__TASK DESCRIPTION__: Reproduce the listing below exactly. Pictures do not belong in the copy.

━━━━━━━━━━━━━━━━

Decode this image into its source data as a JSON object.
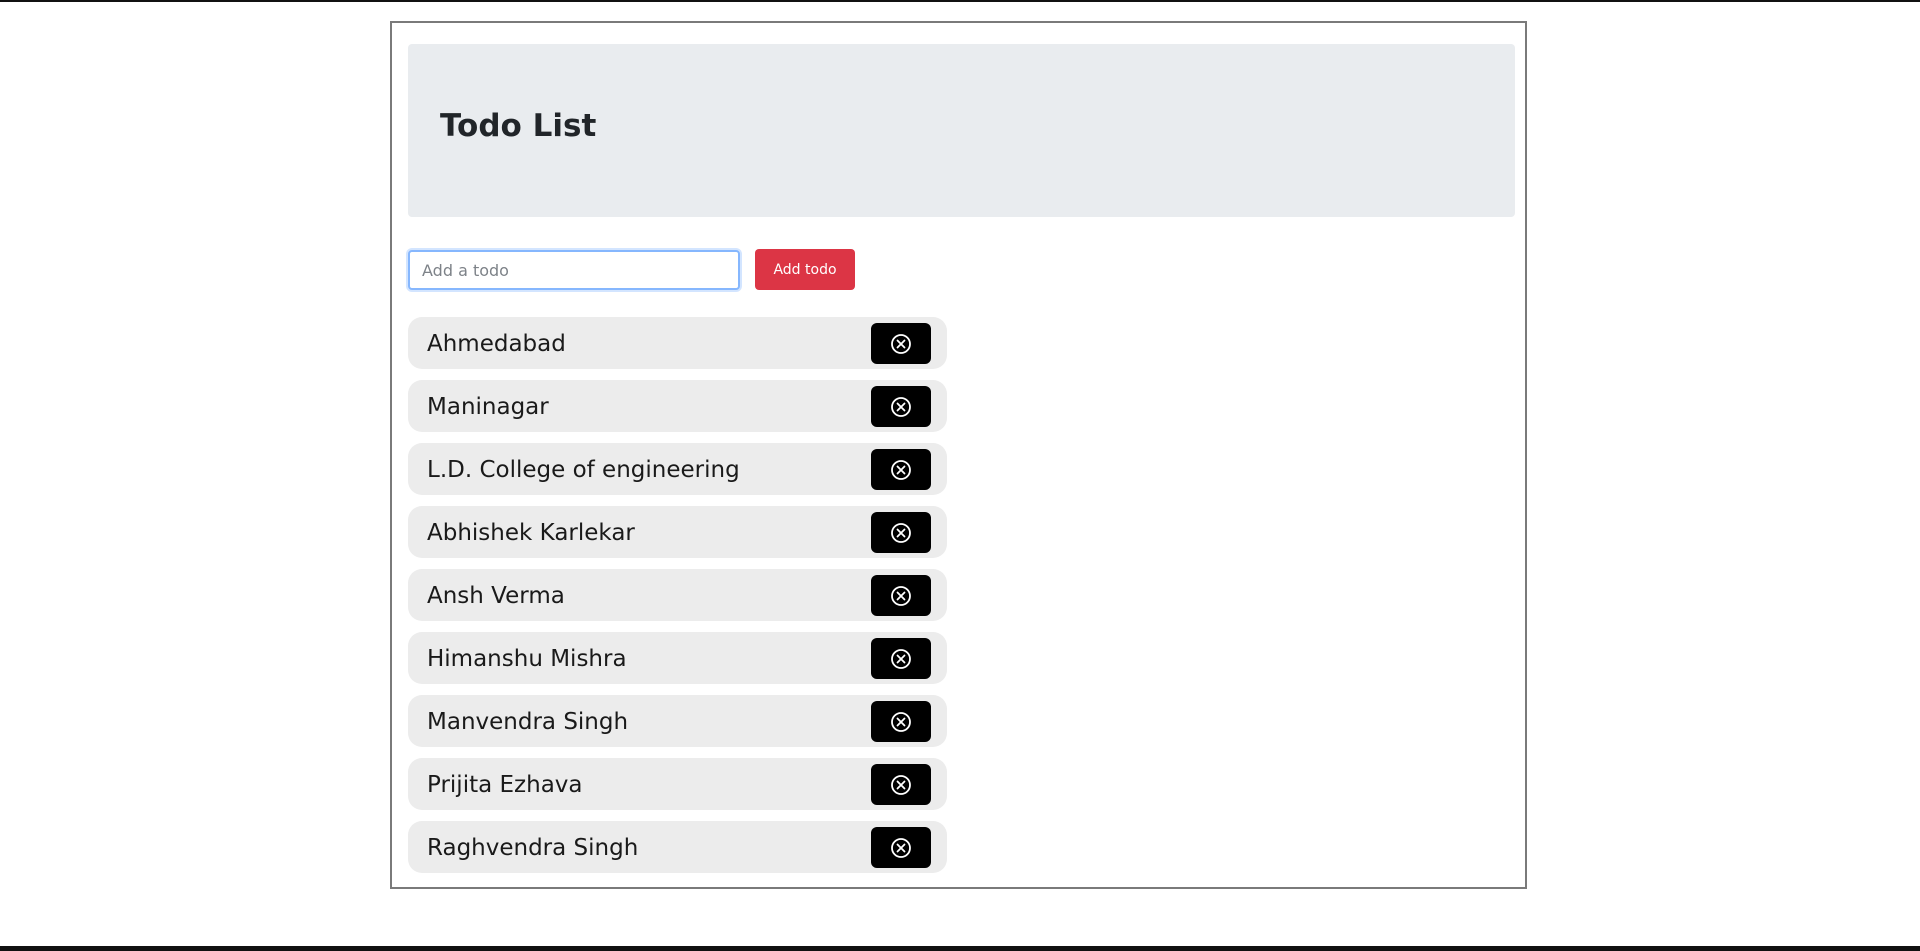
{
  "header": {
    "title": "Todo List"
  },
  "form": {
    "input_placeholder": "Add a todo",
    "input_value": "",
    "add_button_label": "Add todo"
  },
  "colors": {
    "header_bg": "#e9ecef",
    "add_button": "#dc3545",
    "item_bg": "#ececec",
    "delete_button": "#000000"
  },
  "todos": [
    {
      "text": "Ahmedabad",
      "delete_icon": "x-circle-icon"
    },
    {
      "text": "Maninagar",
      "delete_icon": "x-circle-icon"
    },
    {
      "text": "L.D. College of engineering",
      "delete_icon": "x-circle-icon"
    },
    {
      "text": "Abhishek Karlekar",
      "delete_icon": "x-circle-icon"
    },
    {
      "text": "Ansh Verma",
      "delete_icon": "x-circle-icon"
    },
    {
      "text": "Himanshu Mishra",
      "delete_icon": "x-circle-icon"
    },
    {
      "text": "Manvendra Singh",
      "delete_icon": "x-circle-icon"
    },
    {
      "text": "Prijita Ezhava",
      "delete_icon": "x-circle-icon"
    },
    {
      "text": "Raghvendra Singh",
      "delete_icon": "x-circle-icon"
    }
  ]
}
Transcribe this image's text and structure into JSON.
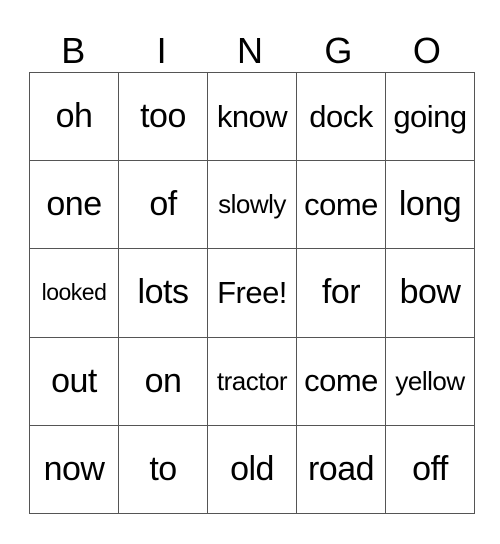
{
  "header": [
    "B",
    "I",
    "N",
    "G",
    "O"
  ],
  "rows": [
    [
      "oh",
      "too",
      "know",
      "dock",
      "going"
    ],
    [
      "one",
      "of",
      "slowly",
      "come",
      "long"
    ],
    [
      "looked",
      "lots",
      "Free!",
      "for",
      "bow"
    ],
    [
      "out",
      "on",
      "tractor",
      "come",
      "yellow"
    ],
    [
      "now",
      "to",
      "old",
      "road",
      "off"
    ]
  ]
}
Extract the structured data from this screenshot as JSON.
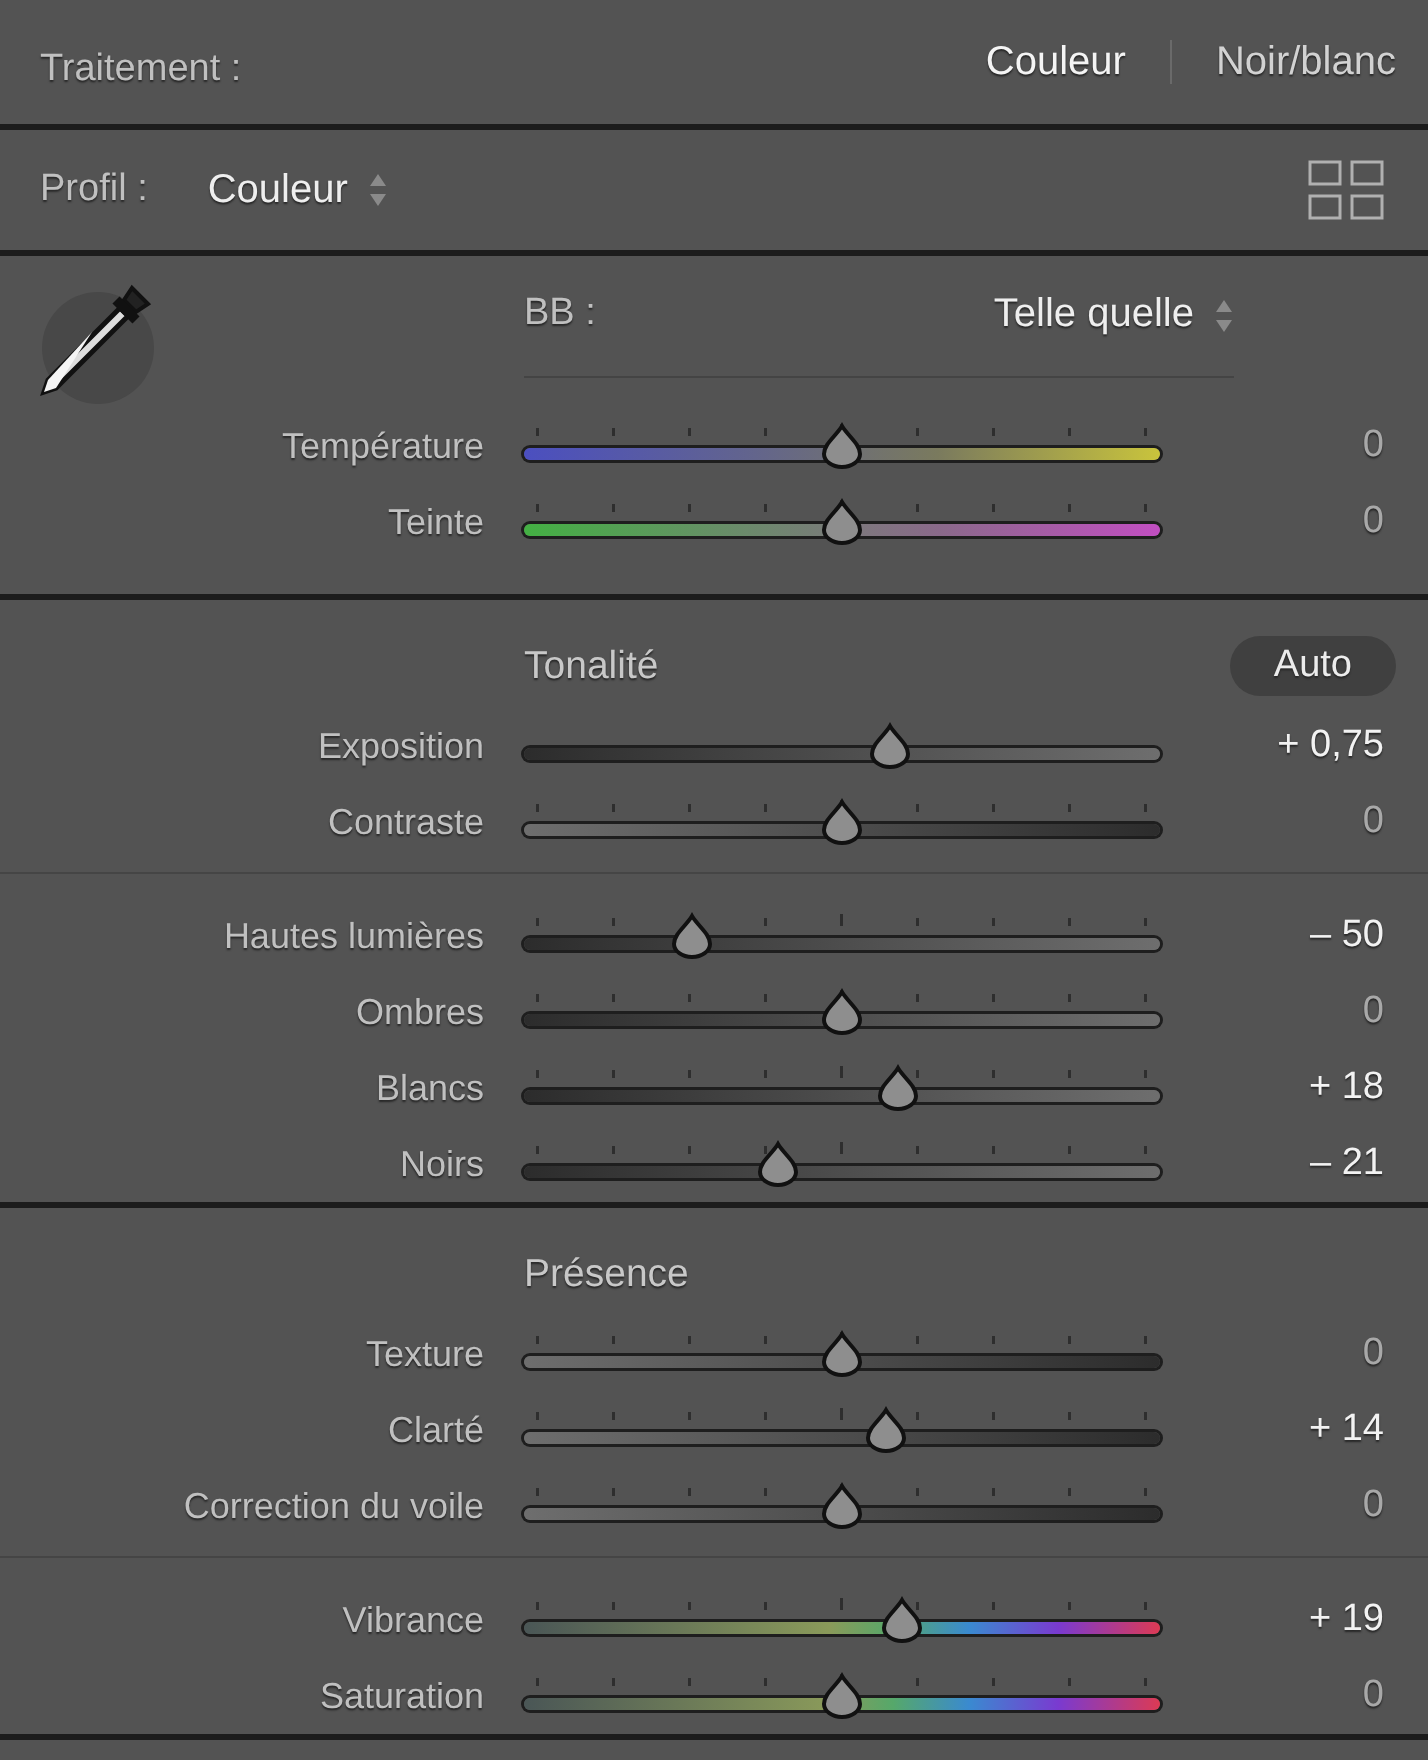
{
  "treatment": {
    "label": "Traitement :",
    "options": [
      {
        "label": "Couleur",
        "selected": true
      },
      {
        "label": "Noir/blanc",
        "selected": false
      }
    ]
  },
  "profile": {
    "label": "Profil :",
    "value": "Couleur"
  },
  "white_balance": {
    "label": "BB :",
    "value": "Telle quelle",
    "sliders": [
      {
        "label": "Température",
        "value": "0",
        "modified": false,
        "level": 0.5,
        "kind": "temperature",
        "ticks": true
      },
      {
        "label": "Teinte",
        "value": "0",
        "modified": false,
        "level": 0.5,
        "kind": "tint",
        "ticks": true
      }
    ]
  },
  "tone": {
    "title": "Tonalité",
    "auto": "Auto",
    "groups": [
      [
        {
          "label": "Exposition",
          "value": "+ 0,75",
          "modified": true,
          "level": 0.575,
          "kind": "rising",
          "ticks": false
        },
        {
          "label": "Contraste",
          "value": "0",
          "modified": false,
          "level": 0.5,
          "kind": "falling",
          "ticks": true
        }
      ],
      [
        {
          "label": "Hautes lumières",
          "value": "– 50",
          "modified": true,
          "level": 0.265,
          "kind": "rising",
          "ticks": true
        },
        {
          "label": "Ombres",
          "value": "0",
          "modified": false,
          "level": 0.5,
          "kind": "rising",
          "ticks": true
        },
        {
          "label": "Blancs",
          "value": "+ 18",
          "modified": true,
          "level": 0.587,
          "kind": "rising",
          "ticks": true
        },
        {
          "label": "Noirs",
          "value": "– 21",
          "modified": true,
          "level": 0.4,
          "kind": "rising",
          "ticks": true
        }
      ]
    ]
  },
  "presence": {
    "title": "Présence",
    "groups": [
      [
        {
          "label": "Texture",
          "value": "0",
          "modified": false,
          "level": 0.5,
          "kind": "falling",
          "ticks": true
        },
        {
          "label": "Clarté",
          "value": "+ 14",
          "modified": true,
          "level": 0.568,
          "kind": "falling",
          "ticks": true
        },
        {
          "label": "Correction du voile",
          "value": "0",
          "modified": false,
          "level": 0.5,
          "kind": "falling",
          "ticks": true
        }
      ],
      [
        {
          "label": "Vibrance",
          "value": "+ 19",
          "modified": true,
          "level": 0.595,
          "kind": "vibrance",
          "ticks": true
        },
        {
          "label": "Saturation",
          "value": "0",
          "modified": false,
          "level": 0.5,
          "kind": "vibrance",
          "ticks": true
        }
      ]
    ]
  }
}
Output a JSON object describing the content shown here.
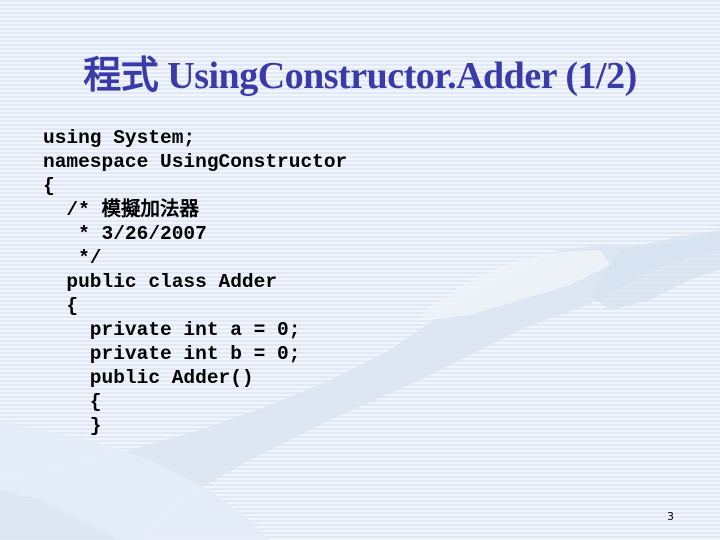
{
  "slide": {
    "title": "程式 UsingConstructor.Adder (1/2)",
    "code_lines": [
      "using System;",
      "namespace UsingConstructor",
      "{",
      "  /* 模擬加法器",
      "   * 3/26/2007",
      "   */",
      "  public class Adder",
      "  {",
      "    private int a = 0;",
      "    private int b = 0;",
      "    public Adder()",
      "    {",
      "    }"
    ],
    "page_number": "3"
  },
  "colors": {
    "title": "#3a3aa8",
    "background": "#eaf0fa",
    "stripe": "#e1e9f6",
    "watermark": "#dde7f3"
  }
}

━━━━━━━━━━━━━━━━

__EXPECTED ANSWER__:
Decode this image into its source data as a JSON object.
{
  "header": {
    "title": "Todo List"
  },
  "form": {
    "input_placeholder": "Add a todo",
    "input_value": "",
    "add_button_label": "Add todo"
  },
  "colors": {
    "header_bg": "#e9ecef",
    "add_button": "#dc3545",
    "item_bg": "#ececec",
    "delete_button": "#000000"
  },
  "todos": [
    {
      "text": "Ahmedabad",
      "delete_icon": "x-circle-icon"
    },
    {
      "text": "Maninagar",
      "delete_icon": "x-circle-icon"
    },
    {
      "text": "L.D. College of engineering",
      "delete_icon": "x-circle-icon"
    },
    {
      "text": "Abhishek Karlekar",
      "delete_icon": "x-circle-icon"
    },
    {
      "text": "Ansh Verma",
      "delete_icon": "x-circle-icon"
    },
    {
      "text": "Himanshu Mishra",
      "delete_icon": "x-circle-icon"
    },
    {
      "text": "Manvendra Singh",
      "delete_icon": "x-circle-icon"
    },
    {
      "text": "Prijita Ezhava",
      "delete_icon": "x-circle-icon"
    },
    {
      "text": "Raghvendra Singh",
      "delete_icon": "x-circle-icon"
    }
  ]
}
Transcribe this image's text and structure into JSON.
{
  "header": [
    "B",
    "I",
    "N",
    "G",
    "O"
  ],
  "rows": [
    [
      "oh",
      "too",
      "know",
      "dock",
      "going"
    ],
    [
      "one",
      "of",
      "slowly",
      "come",
      "long"
    ],
    [
      "looked",
      "lots",
      "Free!",
      "for",
      "bow"
    ],
    [
      "out",
      "on",
      "tractor",
      "come",
      "yellow"
    ],
    [
      "now",
      "to",
      "old",
      "road",
      "off"
    ]
  ]
}
Extract the structured data from this screenshot as JSON.
{
  "treatment": {
    "label": "Traitement :",
    "options": [
      {
        "label": "Couleur",
        "selected": true
      },
      {
        "label": "Noir/blanc",
        "selected": false
      }
    ]
  },
  "profile": {
    "label": "Profil :",
    "value": "Couleur"
  },
  "white_balance": {
    "label": "BB :",
    "value": "Telle quelle",
    "sliders": [
      {
        "label": "Température",
        "value": "0",
        "modified": false,
        "level": 0.5,
        "kind": "temperature",
        "ticks": true
      },
      {
        "label": "Teinte",
        "value": "0",
        "modified": false,
        "level": 0.5,
        "kind": "tint",
        "ticks": true
      }
    ]
  },
  "tone": {
    "title": "Tonalité",
    "auto": "Auto",
    "groups": [
      [
        {
          "label": "Exposition",
          "value": "+ 0,75",
          "modified": true,
          "level": 0.575,
          "kind": "rising",
          "ticks": false
        },
        {
          "label": "Contraste",
          "value": "0",
          "modified": false,
          "level": 0.5,
          "kind": "falling",
          "ticks": true
        }
      ],
      [
        {
          "label": "Hautes lumières",
          "value": "– 50",
          "modified": true,
          "level": 0.265,
          "kind": "rising",
          "ticks": true
        },
        {
          "label": "Ombres",
          "value": "0",
          "modified": false,
          "level": 0.5,
          "kind": "rising",
          "ticks": true
        },
        {
          "label": "Blancs",
          "value": "+ 18",
          "modified": true,
          "level": 0.587,
          "kind": "rising",
          "ticks": true
        },
        {
          "label": "Noirs",
          "value": "– 21",
          "modified": true,
          "level": 0.4,
          "kind": "rising",
          "ticks": true
        }
      ]
    ]
  },
  "presence": {
    "title": "Présence",
    "groups": [
      [
        {
          "label": "Texture",
          "value": "0",
          "modified": false,
          "level": 0.5,
          "kind": "falling",
          "ticks": true
        },
        {
          "label": "Clarté",
          "value": "+ 14",
          "modified": true,
          "level": 0.568,
          "kind": "falling",
          "ticks": true
        },
        {
          "label": "Correction du voile",
          "value": "0",
          "modified": false,
          "level": 0.5,
          "kind": "falling",
          "ticks": true
        }
      ],
      [
        {
          "label": "Vibrance",
          "value": "+ 19",
          "modified": true,
          "level": 0.595,
          "kind": "vibrance",
          "ticks": true
        },
        {
          "label": "Saturation",
          "value": "0",
          "modified": false,
          "level": 0.5,
          "kind": "vibrance",
          "ticks": true
        }
      ]
    ]
  }
}
Output a JSON object describing the content shown here.
{
  "slide": {
    "title": "程式 UsingConstructor.Adder (1/2)",
    "code_lines": [
      "using System;",
      "namespace UsingConstructor",
      "{",
      "  /* 模擬加法器",
      "   * 3/26/2007",
      "   */",
      "  public class Adder",
      "  {",
      "    private int a = 0;",
      "    private int b = 0;",
      "    public Adder()",
      "    {",
      "    }"
    ],
    "page_number": "3"
  },
  "colors": {
    "title": "#3a3aa8",
    "background": "#eaf0fa",
    "stripe": "#e1e9f6",
    "watermark": "#dde7f3"
  }
}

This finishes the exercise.